Every line that holds "name" should be shown.

A block of data:
****************************************

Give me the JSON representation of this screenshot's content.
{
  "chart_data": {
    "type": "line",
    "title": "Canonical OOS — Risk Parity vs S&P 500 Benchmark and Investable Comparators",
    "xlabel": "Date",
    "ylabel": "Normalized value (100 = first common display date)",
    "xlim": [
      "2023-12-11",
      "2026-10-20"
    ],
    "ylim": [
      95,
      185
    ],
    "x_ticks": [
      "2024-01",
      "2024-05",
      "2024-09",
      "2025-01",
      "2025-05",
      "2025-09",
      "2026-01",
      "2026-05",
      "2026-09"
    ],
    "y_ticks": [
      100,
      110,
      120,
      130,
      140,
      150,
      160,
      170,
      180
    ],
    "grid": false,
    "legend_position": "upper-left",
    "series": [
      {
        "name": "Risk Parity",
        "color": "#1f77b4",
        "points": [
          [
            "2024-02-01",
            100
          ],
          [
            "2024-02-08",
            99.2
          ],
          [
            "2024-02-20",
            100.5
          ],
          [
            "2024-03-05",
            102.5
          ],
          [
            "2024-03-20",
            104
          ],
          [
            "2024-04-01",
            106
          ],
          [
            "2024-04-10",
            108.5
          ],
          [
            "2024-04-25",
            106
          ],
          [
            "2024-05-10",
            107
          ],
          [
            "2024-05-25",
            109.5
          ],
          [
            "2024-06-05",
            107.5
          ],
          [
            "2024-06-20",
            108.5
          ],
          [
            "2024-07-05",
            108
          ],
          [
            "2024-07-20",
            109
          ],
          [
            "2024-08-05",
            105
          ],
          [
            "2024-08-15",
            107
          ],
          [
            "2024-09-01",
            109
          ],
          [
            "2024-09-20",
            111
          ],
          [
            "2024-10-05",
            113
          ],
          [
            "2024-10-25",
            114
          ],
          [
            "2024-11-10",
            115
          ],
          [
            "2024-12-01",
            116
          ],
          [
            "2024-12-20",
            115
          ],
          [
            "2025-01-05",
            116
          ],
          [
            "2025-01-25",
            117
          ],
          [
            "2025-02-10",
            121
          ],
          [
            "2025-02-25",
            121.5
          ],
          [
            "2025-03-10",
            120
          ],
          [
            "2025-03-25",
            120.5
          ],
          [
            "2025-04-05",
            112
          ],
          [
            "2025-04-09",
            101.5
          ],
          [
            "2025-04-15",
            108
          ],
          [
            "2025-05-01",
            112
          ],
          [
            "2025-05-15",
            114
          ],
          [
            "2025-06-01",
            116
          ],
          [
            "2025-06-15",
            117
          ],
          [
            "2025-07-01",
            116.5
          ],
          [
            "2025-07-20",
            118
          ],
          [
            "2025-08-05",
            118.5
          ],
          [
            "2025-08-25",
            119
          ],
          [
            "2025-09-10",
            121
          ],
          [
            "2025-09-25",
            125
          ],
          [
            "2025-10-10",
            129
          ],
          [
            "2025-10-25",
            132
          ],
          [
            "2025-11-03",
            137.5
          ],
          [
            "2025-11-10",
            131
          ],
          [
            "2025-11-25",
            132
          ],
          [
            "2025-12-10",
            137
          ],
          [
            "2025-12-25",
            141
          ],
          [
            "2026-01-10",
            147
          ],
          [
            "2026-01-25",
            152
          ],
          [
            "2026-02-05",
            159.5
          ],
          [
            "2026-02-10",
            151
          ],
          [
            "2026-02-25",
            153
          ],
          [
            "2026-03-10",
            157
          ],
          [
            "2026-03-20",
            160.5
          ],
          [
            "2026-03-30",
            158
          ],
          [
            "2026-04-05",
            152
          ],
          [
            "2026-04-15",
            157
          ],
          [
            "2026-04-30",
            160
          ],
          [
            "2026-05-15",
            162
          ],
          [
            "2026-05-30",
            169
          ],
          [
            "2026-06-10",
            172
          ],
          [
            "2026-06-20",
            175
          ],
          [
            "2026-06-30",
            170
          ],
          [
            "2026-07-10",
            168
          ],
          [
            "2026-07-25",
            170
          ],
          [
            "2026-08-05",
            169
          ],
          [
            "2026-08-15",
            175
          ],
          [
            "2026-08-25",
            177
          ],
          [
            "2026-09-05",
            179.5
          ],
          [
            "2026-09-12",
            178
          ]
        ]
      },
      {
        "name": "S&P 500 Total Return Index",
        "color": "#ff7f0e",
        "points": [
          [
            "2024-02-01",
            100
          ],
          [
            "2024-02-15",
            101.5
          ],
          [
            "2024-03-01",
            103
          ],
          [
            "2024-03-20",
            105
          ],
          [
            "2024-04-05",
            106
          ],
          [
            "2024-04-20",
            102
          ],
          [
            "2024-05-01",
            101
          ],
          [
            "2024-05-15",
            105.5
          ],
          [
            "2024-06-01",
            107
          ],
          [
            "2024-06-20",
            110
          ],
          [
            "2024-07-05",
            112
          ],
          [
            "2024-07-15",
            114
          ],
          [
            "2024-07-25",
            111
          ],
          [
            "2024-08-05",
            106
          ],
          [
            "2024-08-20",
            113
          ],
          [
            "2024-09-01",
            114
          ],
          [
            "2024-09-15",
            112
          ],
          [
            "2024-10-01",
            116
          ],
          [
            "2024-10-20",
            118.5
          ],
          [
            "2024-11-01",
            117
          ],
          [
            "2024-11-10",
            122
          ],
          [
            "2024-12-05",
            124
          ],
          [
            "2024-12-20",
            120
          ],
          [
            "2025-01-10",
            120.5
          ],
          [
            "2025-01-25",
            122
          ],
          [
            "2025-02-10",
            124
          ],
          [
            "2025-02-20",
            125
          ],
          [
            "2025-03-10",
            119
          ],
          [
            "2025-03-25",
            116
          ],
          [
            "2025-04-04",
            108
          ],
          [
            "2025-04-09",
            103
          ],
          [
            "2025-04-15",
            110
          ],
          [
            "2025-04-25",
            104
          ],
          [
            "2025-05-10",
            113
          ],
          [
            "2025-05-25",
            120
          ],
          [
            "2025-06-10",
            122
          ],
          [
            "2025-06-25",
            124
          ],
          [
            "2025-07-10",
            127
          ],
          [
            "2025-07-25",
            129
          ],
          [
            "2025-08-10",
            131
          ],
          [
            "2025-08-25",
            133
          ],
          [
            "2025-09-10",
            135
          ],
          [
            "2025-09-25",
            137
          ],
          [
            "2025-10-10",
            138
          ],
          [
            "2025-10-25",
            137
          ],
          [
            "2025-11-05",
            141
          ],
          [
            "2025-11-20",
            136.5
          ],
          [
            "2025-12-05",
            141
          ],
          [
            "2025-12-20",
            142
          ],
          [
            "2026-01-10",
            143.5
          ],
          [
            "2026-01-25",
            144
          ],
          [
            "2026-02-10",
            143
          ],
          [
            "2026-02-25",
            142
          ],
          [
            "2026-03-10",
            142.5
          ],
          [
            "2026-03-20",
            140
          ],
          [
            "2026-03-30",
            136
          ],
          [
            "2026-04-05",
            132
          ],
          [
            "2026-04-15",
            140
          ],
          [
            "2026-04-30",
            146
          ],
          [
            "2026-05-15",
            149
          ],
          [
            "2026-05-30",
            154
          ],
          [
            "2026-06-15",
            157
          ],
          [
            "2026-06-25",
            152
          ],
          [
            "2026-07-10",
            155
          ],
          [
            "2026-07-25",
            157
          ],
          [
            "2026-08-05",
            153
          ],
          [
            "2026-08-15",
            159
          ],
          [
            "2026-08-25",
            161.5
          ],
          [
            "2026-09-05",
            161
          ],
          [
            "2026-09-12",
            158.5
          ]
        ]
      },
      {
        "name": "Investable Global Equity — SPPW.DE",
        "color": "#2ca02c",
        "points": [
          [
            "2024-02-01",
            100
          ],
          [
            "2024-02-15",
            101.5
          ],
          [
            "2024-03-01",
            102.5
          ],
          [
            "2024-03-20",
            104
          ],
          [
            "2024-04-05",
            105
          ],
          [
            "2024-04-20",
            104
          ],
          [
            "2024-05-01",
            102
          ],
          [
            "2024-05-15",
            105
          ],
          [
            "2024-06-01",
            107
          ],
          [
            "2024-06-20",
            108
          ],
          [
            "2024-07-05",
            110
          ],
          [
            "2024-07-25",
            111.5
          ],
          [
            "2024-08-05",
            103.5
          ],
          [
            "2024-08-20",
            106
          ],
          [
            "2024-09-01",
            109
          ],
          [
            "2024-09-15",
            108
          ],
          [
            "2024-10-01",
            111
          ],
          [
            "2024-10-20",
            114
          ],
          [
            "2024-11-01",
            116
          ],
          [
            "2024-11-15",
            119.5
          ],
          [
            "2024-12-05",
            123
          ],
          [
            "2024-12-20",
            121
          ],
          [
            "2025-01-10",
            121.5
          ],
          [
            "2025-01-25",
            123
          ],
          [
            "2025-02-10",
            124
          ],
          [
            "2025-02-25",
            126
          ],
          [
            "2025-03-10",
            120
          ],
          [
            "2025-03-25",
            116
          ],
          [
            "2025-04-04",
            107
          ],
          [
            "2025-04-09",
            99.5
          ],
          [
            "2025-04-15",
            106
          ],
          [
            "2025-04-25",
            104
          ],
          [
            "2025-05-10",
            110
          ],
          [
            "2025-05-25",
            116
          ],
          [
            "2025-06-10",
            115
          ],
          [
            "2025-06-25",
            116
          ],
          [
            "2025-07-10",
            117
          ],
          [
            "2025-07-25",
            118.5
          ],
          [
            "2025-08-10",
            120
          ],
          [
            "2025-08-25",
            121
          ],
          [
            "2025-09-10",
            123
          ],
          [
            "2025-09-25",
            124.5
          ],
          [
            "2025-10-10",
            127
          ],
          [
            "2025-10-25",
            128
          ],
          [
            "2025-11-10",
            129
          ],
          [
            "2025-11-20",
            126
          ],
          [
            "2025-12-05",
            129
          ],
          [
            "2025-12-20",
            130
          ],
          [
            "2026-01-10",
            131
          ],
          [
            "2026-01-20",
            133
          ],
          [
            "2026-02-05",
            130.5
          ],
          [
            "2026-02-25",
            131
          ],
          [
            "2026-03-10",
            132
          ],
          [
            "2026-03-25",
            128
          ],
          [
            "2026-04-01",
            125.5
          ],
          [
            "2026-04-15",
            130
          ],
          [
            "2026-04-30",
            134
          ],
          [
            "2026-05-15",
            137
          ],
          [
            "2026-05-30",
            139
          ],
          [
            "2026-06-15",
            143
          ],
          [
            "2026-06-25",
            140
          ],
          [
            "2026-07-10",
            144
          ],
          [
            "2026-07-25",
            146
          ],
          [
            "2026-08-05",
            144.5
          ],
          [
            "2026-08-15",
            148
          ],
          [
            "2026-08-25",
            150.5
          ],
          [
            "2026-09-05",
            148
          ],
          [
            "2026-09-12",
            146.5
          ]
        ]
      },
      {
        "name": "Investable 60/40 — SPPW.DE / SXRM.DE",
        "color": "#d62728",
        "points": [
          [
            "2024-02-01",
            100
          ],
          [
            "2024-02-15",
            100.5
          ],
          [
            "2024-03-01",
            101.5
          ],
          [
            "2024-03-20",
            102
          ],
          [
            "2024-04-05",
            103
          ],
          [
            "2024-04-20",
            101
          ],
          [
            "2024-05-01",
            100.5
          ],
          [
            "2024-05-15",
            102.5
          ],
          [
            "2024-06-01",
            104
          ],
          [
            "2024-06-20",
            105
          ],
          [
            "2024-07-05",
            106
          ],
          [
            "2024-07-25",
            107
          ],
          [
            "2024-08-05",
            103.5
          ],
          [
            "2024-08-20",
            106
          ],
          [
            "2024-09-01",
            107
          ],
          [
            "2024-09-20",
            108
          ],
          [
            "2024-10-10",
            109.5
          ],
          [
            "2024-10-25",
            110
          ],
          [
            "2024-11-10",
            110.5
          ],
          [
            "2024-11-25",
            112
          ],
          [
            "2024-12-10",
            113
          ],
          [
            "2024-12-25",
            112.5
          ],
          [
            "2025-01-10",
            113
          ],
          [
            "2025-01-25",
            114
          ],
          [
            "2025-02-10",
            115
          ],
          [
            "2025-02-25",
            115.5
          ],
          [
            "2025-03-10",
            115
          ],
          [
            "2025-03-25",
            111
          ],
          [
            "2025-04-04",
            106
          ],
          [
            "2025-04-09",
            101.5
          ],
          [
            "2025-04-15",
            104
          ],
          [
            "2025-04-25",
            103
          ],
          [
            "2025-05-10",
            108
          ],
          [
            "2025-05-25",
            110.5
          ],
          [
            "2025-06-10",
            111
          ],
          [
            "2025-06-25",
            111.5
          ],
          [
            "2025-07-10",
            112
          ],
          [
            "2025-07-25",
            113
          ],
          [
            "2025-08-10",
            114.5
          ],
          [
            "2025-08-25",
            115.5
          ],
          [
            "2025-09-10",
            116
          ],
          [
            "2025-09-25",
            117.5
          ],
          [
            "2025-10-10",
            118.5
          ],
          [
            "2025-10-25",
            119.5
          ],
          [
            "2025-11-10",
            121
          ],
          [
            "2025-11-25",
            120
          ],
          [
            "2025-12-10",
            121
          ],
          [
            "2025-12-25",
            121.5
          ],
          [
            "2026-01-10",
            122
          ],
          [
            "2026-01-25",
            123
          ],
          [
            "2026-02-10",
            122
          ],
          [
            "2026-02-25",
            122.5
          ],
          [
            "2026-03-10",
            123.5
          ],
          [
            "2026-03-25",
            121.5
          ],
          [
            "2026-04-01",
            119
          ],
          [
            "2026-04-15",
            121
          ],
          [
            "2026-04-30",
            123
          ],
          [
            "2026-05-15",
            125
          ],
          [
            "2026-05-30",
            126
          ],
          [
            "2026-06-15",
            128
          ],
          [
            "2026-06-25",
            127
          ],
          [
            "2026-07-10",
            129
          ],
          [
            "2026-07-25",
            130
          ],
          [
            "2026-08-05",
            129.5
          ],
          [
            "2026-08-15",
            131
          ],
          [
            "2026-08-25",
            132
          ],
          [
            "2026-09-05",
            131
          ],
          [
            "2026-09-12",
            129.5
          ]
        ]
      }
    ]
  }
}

****************************************

- **Result below**
        "name": "Risk Parity",
        "name": "S&P 500 Total Return Index",
        "name": "Investable Global Equity — SPPW.DE",
        "name": "Investable 60/40 — SPPW.DE / SXRM.DE",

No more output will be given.